- [Requirement] Type out the complete listing below word for word, without its pictures.

-- begin Given data --

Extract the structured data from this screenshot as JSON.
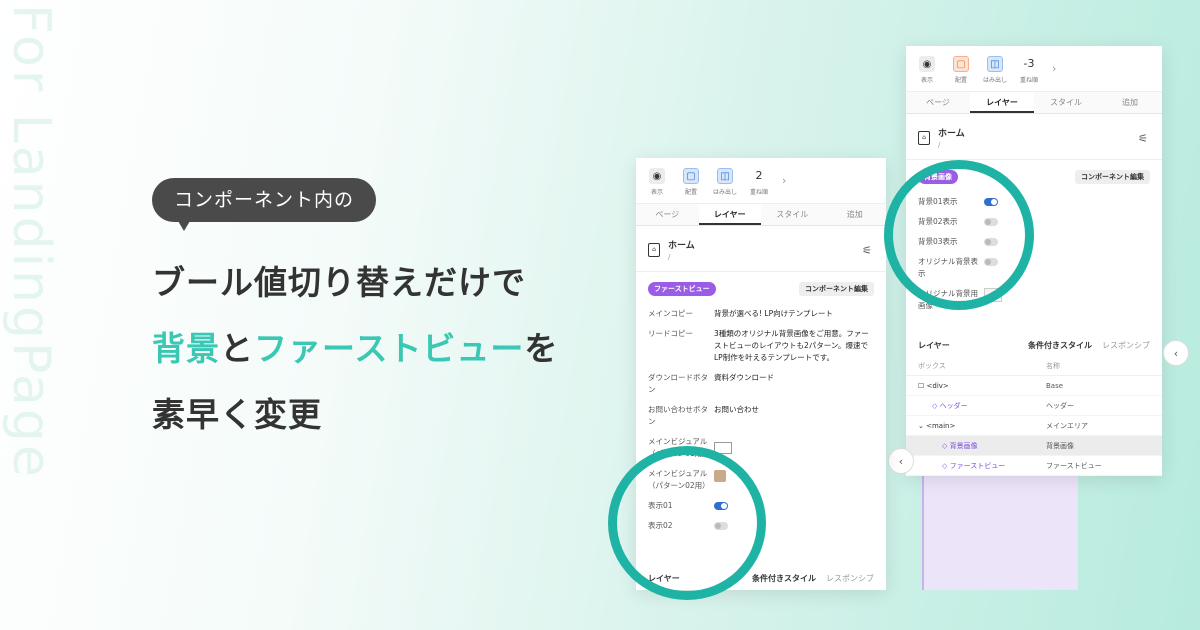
{
  "background_text": "For LandingPage",
  "bubble": "コンポーネント内の",
  "headline": {
    "line1": "ブール値切り替えだけで",
    "line2_a": "背景",
    "line2_b": "と",
    "line2_c": "ファーストビュー",
    "line2_d": "を",
    "line3": "素早く変更"
  },
  "colors": {
    "accent_teal": "#3ac7b4",
    "ring": "#1fb3a6",
    "tag_purple": "#9b5de5",
    "toggle_on": "#2f6fcf"
  },
  "panel_front": {
    "toolbar": [
      {
        "icon": "eye-icon",
        "label": "表示"
      },
      {
        "icon": "align-icon",
        "label": "配置"
      },
      {
        "icon": "overflow-icon",
        "label": "はみ出し"
      },
      {
        "value": "2",
        "label": "重ね順"
      }
    ],
    "tabs": [
      "ページ",
      "レイヤー",
      "スタイル",
      "追加"
    ],
    "home": {
      "title": "ホーム",
      "path": "/"
    },
    "section_tag": "ファーストビュー",
    "edit_button": "コンポーネント編集",
    "props": [
      {
        "k": "メインコピー",
        "v": "背景が選べる! LP向けテンプレート"
      },
      {
        "k": "リードコピー",
        "v": "3種類のオリジナル背景画像をご用意。ファーストビューのレイアウトも2パターン。爆速でLP制作を叶えるテンプレートです。"
      },
      {
        "k": "ダウンロードボタン",
        "v": "資料ダウンロード"
      },
      {
        "k": "お問い合わせボタン",
        "v": "お問い合わせ"
      },
      {
        "k": "メインビジュアル（パターン01用）",
        "v": ""
      },
      {
        "k": "メインビジュアル（パターン02用）",
        "v": ""
      },
      {
        "k": "表示01",
        "toggle": true
      },
      {
        "k": "表示02",
        "toggle": false
      }
    ],
    "layer_title": "レイヤー",
    "conditional_style": "条件付きスタイル",
    "responsive": "レスポンシブ"
  },
  "panel_back": {
    "toolbar": [
      {
        "icon": "eye-icon",
        "label": "表示"
      },
      {
        "icon": "align-icon",
        "label": "配置"
      },
      {
        "icon": "overflow-icon",
        "label": "はみ出し"
      },
      {
        "value": "-3",
        "label": "重ね順"
      }
    ],
    "tabs": [
      "ページ",
      "レイヤー",
      "スタイル",
      "追加"
    ],
    "home": {
      "title": "ホーム",
      "path": "/"
    },
    "section_tag": "背景画像",
    "edit_button": "コンポーネント編集",
    "props": [
      {
        "k": "背景01表示",
        "toggle": true
      },
      {
        "k": "背景02表示",
        "toggle": false
      },
      {
        "k": "背景03表示",
        "toggle": false
      },
      {
        "k": "オリジナル背景表示",
        "toggle": false
      },
      {
        "k": "オリジナル背景用画像",
        "v": ""
      }
    ],
    "layer_title": "レイヤー",
    "conditional_style": "条件付きスタイル",
    "responsive": "レスポンシブ",
    "tree_cols": [
      "ボックス",
      "名称"
    ],
    "tree": [
      {
        "n": "<div>",
        "name": "Base"
      },
      {
        "n": "ヘッダー",
        "name": "ヘッダー"
      },
      {
        "n": "<main>",
        "name": "メインエリア"
      },
      {
        "n": "背景画像",
        "name": "背景画像"
      },
      {
        "n": "ファーストビュー",
        "name": "ファーストビュー"
      }
    ]
  }
}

-- end Given data --

- [Result of this exercise]
Extract the structured data from this screenshot as JSON.
{
  "background_text": "For LandingPage",
  "bubble": "コンポーネント内の",
  "headline": {
    "line1": "ブール値切り替えだけで",
    "line2_a": "背景",
    "line2_b": "と",
    "line2_c": "ファーストビュー",
    "line2_d": "を",
    "line3": "素早く変更"
  },
  "colors": {
    "accent_teal": "#3ac7b4",
    "ring": "#1fb3a6",
    "tag_purple": "#9b5de5",
    "toggle_on": "#2f6fcf"
  },
  "panel_front": {
    "toolbar": [
      {
        "icon": "eye-icon",
        "label": "表示"
      },
      {
        "icon": "align-icon",
        "label": "配置"
      },
      {
        "icon": "overflow-icon",
        "label": "はみ出し"
      },
      {
        "value": "2",
        "label": "重ね順"
      }
    ],
    "tabs": [
      "ページ",
      "レイヤー",
      "スタイル",
      "追加"
    ],
    "home": {
      "title": "ホーム",
      "path": "/"
    },
    "section_tag": "ファーストビュー",
    "edit_button": "コンポーネント編集",
    "props": [
      {
        "k": "メインコピー",
        "v": "背景が選べる! LP向けテンプレート"
      },
      {
        "k": "リードコピー",
        "v": "3種類のオリジナル背景画像をご用意。ファーストビューのレイアウトも2パターン。爆速でLP制作を叶えるテンプレートです。"
      },
      {
        "k": "ダウンロードボタン",
        "v": "資料ダウンロード"
      },
      {
        "k": "お問い合わせボタン",
        "v": "お問い合わせ"
      },
      {
        "k": "メインビジュアル（パターン01用）",
        "v": ""
      },
      {
        "k": "メインビジュアル（パターン02用）",
        "v": ""
      },
      {
        "k": "表示01",
        "toggle": true
      },
      {
        "k": "表示02",
        "toggle": false
      }
    ],
    "layer_title": "レイヤー",
    "conditional_style": "条件付きスタイル",
    "responsive": "レスポンシブ"
  },
  "panel_back": {
    "toolbar": [
      {
        "icon": "eye-icon",
        "label": "表示"
      },
      {
        "icon": "align-icon",
        "label": "配置"
      },
      {
        "icon": "overflow-icon",
        "label": "はみ出し"
      },
      {
        "value": "-3",
        "label": "重ね順"
      }
    ],
    "tabs": [
      "ページ",
      "レイヤー",
      "スタイル",
      "追加"
    ],
    "home": {
      "title": "ホーム",
      "path": "/"
    },
    "section_tag": "背景画像",
    "edit_button": "コンポーネント編集",
    "props": [
      {
        "k": "背景01表示",
        "toggle": true
      },
      {
        "k": "背景02表示",
        "toggle": false
      },
      {
        "k": "背景03表示",
        "toggle": false
      },
      {
        "k": "オリジナル背景表示",
        "toggle": false
      },
      {
        "k": "オリジナル背景用画像",
        "v": ""
      }
    ],
    "layer_title": "レイヤー",
    "conditional_style": "条件付きスタイル",
    "responsive": "レスポンシブ",
    "tree_cols": [
      "ボックス",
      "名称"
    ],
    "tree": [
      {
        "n": "<div>",
        "name": "Base"
      },
      {
        "n": "ヘッダー",
        "name": "ヘッダー"
      },
      {
        "n": "<main>",
        "name": "メインエリア"
      },
      {
        "n": "背景画像",
        "name": "背景画像"
      },
      {
        "n": "ファーストビュー",
        "name": "ファーストビュー"
      }
    ]
  }
}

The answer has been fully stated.